Given request: Every line containing the word "Unhealthy" needs to be found and copied.
## BEGIN Material to process
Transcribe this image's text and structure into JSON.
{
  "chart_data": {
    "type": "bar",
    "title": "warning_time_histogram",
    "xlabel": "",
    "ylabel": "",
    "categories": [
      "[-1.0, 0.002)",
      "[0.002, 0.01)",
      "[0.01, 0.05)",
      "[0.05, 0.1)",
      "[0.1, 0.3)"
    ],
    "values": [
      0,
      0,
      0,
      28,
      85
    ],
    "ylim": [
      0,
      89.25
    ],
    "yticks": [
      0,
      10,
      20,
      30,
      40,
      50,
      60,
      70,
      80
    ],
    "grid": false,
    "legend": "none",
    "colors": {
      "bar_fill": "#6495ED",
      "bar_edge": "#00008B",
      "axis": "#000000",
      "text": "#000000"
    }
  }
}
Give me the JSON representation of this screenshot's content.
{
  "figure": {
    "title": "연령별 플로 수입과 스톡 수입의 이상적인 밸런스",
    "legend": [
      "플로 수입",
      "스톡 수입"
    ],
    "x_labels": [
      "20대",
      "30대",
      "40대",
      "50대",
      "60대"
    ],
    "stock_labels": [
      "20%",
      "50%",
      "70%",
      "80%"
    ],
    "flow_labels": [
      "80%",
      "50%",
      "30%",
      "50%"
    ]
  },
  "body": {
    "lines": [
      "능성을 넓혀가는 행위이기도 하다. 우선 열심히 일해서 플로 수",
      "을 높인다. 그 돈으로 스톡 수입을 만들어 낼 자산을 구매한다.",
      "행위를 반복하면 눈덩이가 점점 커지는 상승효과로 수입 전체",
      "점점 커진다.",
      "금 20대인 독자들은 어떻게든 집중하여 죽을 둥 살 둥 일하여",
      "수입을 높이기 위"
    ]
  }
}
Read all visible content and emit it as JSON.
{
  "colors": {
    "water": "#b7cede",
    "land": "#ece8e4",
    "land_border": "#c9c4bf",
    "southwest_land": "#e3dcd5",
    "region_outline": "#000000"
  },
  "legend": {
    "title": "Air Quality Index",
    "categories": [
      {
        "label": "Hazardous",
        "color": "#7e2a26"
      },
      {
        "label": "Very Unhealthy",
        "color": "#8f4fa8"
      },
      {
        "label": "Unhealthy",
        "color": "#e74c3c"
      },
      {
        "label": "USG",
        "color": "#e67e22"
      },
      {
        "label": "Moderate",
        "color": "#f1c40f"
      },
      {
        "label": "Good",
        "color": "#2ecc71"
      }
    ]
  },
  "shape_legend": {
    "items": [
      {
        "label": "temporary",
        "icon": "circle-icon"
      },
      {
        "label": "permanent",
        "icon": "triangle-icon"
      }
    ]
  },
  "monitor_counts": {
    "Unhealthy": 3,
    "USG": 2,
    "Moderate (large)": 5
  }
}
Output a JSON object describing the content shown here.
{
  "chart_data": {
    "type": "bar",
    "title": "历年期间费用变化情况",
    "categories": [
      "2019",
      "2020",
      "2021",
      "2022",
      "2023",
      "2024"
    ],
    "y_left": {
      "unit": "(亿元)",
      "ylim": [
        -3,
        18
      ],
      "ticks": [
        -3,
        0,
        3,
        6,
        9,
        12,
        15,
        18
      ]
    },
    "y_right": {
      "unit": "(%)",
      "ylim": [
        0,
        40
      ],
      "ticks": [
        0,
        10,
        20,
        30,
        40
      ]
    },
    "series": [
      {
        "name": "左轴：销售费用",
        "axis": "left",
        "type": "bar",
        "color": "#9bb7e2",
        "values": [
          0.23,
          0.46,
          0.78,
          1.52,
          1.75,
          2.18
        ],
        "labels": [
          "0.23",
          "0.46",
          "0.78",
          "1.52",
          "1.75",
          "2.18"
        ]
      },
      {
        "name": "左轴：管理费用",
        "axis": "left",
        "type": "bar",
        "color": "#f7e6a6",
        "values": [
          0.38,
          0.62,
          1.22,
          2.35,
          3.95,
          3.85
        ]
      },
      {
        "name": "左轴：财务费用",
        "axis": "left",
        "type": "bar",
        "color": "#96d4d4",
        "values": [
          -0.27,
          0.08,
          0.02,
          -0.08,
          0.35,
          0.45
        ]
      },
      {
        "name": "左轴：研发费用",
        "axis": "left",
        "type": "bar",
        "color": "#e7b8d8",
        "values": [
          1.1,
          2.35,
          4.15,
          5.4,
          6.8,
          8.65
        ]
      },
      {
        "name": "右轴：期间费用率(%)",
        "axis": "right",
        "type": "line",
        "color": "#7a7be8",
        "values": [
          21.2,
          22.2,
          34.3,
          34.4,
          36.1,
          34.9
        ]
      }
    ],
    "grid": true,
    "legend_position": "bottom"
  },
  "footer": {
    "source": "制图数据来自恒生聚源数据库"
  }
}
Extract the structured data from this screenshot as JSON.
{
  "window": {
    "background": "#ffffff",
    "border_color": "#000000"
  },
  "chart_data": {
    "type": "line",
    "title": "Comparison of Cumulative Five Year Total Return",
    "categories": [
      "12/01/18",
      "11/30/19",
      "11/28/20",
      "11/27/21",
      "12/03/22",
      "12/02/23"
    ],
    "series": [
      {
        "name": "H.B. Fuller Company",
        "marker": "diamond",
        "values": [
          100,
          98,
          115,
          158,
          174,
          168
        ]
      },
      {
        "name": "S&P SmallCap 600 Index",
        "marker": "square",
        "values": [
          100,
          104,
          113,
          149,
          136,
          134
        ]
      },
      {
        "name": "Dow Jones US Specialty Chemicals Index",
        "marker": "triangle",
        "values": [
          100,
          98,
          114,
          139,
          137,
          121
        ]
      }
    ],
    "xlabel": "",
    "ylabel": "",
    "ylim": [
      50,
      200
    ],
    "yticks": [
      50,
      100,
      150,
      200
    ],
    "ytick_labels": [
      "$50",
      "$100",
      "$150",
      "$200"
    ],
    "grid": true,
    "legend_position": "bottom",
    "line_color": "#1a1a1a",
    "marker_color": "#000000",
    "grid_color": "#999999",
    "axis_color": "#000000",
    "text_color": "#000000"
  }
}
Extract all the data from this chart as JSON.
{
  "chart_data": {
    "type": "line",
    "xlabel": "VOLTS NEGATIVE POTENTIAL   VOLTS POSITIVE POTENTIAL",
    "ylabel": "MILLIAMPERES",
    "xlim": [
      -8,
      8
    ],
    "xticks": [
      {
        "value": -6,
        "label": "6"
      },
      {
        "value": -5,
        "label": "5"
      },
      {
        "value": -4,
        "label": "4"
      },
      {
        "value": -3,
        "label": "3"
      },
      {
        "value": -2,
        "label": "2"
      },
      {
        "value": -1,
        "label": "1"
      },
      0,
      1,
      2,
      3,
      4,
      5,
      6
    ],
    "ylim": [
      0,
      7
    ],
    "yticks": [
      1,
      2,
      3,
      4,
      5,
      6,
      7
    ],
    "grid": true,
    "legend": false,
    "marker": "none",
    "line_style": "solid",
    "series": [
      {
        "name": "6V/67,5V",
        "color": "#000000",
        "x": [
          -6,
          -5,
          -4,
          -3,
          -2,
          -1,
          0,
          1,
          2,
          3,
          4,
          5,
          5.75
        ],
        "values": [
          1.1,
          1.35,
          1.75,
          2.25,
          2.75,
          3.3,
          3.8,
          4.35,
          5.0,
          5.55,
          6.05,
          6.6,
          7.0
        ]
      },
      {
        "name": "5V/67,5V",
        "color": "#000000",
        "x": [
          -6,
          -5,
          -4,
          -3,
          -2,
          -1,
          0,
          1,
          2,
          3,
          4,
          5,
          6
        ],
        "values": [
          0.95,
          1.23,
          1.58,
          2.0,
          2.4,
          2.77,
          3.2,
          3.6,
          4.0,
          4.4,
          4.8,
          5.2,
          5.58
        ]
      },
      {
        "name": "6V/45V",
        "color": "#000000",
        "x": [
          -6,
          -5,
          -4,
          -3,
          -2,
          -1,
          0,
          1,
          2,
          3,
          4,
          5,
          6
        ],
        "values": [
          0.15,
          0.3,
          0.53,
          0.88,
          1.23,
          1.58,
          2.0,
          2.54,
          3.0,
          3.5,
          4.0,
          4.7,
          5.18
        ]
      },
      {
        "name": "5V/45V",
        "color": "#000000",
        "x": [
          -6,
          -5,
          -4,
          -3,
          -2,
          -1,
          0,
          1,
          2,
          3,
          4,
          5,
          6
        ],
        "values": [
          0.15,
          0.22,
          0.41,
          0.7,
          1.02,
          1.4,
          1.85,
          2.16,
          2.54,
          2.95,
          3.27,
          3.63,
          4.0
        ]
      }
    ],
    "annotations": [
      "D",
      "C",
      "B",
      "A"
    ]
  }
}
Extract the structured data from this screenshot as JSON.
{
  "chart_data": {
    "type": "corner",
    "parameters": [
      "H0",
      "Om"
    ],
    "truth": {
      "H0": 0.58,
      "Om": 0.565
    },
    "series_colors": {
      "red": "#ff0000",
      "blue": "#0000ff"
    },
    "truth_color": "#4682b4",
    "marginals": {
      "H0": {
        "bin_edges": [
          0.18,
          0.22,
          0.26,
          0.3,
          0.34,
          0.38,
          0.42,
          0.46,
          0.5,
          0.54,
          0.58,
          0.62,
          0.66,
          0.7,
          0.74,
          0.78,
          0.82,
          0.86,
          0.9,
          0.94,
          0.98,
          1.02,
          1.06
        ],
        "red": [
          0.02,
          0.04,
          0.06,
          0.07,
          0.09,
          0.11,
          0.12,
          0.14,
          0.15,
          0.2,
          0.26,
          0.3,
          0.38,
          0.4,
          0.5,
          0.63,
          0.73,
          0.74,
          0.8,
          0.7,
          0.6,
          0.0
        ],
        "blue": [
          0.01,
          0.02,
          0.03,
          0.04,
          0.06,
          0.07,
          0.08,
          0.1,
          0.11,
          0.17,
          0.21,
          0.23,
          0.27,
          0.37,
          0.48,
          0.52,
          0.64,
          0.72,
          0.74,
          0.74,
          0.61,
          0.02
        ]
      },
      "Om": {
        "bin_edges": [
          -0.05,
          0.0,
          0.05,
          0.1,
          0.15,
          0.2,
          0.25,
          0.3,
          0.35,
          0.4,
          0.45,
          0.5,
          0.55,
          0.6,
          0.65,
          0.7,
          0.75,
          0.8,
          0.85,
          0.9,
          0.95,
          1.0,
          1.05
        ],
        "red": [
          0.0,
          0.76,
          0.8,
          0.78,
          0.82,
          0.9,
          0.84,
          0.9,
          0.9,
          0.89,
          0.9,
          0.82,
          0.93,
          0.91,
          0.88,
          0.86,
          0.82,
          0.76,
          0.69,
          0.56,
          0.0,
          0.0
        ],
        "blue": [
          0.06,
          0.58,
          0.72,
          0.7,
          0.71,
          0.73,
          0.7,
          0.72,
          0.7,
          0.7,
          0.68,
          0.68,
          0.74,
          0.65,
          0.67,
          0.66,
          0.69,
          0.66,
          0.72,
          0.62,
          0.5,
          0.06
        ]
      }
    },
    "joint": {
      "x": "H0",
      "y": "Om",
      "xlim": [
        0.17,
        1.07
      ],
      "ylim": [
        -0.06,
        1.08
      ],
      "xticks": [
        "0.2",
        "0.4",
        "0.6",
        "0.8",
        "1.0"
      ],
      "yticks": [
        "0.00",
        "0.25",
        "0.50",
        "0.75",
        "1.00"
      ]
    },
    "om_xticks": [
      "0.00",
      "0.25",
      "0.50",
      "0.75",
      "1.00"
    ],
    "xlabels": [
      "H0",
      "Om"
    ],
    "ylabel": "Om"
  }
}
## END Material to process
Task solution:
        "label": "Very Unhealthy",
        "label": "Unhealthy",
    "Unhealthy": 3,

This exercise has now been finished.